Your objective: Answer with one number only: the number of lines that contain "routière".

Data rows:
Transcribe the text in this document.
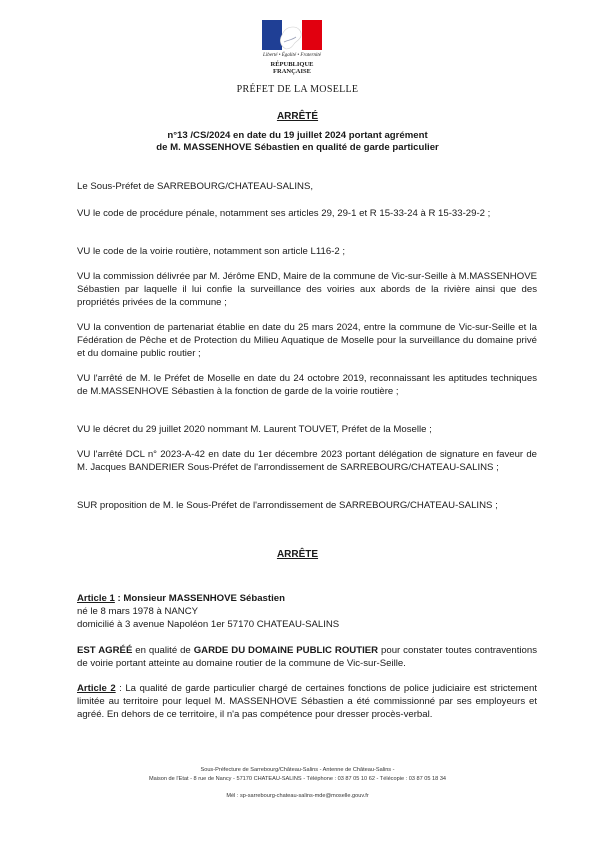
Liberté • Égalité • Fraternité
RÉPUBLIQUE
FRANÇAISE
PRÉFET DE LA MOSELLE
ARRÊTÉ
n°13 /CS/2024 en date du 19 juillet 2024 portant agrément
de M. MASSENHOVE Sébastien en qualité de garde particulier
Le Sous-Préfet de SARREBOURG/CHATEAU-SALINS,
VU le code de procédure pénale, notamment ses articles 29, 29-1 et R 15-33-24 à R 15-33-29-2 ;
VU le code de la voirie routière, notamment son article L116-2 ;
VU la commission délivrée par M. Jérôme END, Maire de la commune de Vic-sur-Seille à M.MASSENHOVE Sébastien par laquelle il lui confie la surveillance des voiries aux abords de la rivière ainsi que des propriétés privées de la commune ;
VU la convention de partenariat établie en date du 25 mars 2024, entre la commune de Vic-sur-Seille et la Fédération de Pêche et de Protection du Milieu Aquatique de Moselle pour la surveillance du domaine privé et du domaine public routier ;
VU l'arrêté de M. le Préfet de Moselle en date du 24 octobre 2019, reconnaissant les aptitudes techniques de M.MASSENHOVE Sébastien à la fonction de garde de la voirie routière ;
VU le décret du 29 juillet 2020 nommant M. Laurent TOUVET, Préfet de la Moselle ;
VU l'arrêté DCL n° 2023-A-42 en date du 1er décembre 2023 portant délégation de signature en faveur de M. Jacques BANDERIER Sous-Préfet de l'arrondissement de SARREBOURG/CHATEAU-SALINS ;
SUR proposition de M. le Sous-Préfet de l'arrondissement de SARREBOURG/CHATEAU-SALINS ;
ARRÊTE
Article 1 : Monsieur MASSENHOVE Sébastien
né le 8 mars 1978 à NANCY
domicilié à 3 avenue Napoléon 1er 57170 CHATEAU-SALINS
EST AGRÉÉ en qualité de GARDE DU DOMAINE PUBLIC ROUTIER pour constater toutes contraventions de voirie portant atteinte au domaine routier de la commune de Vic-sur-Seille.
Article 2 : La qualité de garde particulier chargé de certaines fonctions de police judiciaire est strictement limitée au territoire pour lequel M. MASSENHOVE Sébastien a été commissionné par ses employeurs et agréé. En dehors de ce territoire, il n'a pas compétence pour dresser procès-verbal.
Sous-Préfecture de Sarrebourg/Château-Salins - Antenne de Château-Salins -
Maison de l'Etat - 8 rue de Nancy - 57170 CHATEAU-SALINS - Téléphone : 03 87 05 10 62 - Télécopie : 03 87 05 18 34
Mél : sp-sarrebourg-chateau-salins-mde@moselle.gouv.fr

Full answer: 2